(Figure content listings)
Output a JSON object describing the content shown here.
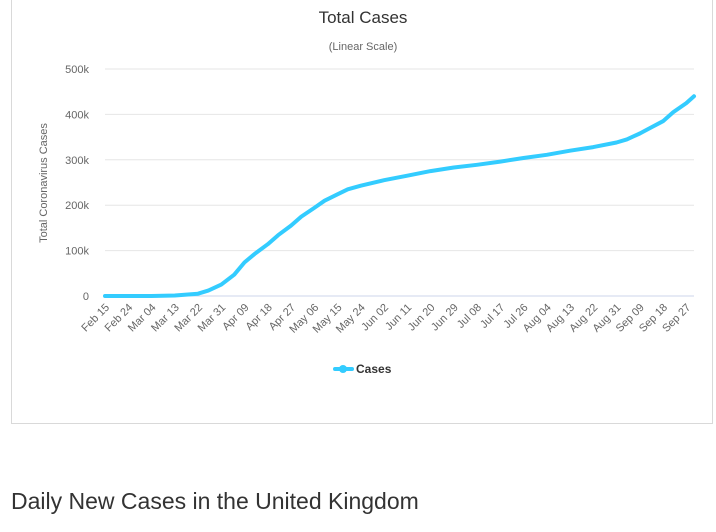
{
  "chart_data": {
    "type": "line",
    "title": "Total Cases",
    "subtitle": "(Linear Scale)",
    "ylabel": "Total Coronavirus Cases",
    "xlabel": "",
    "ylim": [
      0,
      500000
    ],
    "y_ticks": [
      0,
      100000,
      200000,
      300000,
      400000,
      500000
    ],
    "y_tick_labels": [
      "0",
      "100k",
      "200k",
      "300k",
      "400k",
      "500k"
    ],
    "x_tick_labels": [
      "Feb 15",
      "Feb 24",
      "Mar 04",
      "Mar 13",
      "Mar 22",
      "Mar 31",
      "Apr 09",
      "Apr 18",
      "Apr 27",
      "May 06",
      "May 15",
      "May 24",
      "Jun 02",
      "Jun 11",
      "Jun 20",
      "Jun 29",
      "Jul 08",
      "Jul 17",
      "Jul 26",
      "Aug 04",
      "Aug 13",
      "Aug 22",
      "Aug 31",
      "Sep 09",
      "Sep 18",
      "Sep 27"
    ],
    "grid": true,
    "legend_position": "bottom-center",
    "series": [
      {
        "name": "Cases",
        "color": "#33ccff",
        "x": [
          "Feb 15",
          "Feb 24",
          "Mar 04",
          "Mar 13",
          "Mar 22",
          "Mar 26",
          "Mar 31",
          "Apr 05",
          "Apr 09",
          "Apr 13",
          "Apr 18",
          "Apr 22",
          "Apr 27",
          "May 01",
          "May 06",
          "May 10",
          "May 15",
          "May 19",
          "May 24",
          "Jun 02",
          "Jun 11",
          "Jun 20",
          "Jun 29",
          "Jul 08",
          "Jul 17",
          "Jul 26",
          "Aug 04",
          "Aug 13",
          "Aug 22",
          "Aug 31",
          "Sep 04",
          "Sep 09",
          "Sep 13",
          "Sep 18",
          "Sep 22",
          "Sep 27",
          "Sep 30"
        ],
        "values": [
          0,
          0,
          100,
          1000,
          5000,
          12000,
          25000,
          47000,
          74000,
          93000,
          114000,
          134000,
          155000,
          175000,
          194000,
          210000,
          224000,
          235000,
          243000,
          255000,
          265000,
          275000,
          283000,
          289000,
          296000,
          304000,
          311000,
          320000,
          328000,
          338000,
          345000,
          358000,
          370000,
          385000,
          405000,
          425000,
          440000
        ]
      }
    ]
  }
}
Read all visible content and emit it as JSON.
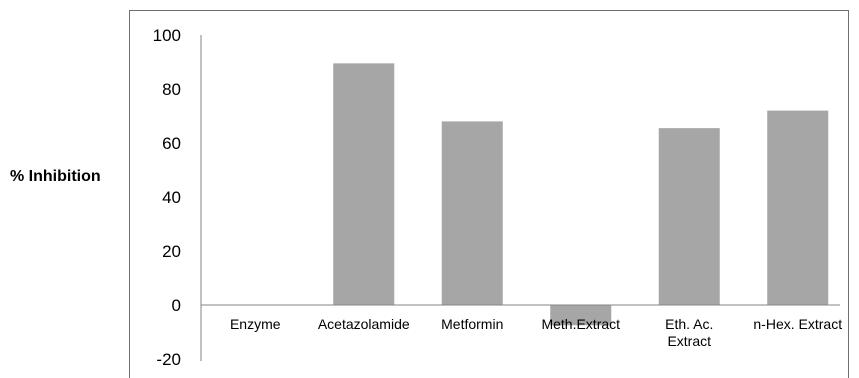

▶ _The problem_:
Within the entries above, find each line where "Total" appears; copy every one.

▶ _Solution_:
    "title": "Total Cases",
    "ylabel": "Total Coronavirus Cases",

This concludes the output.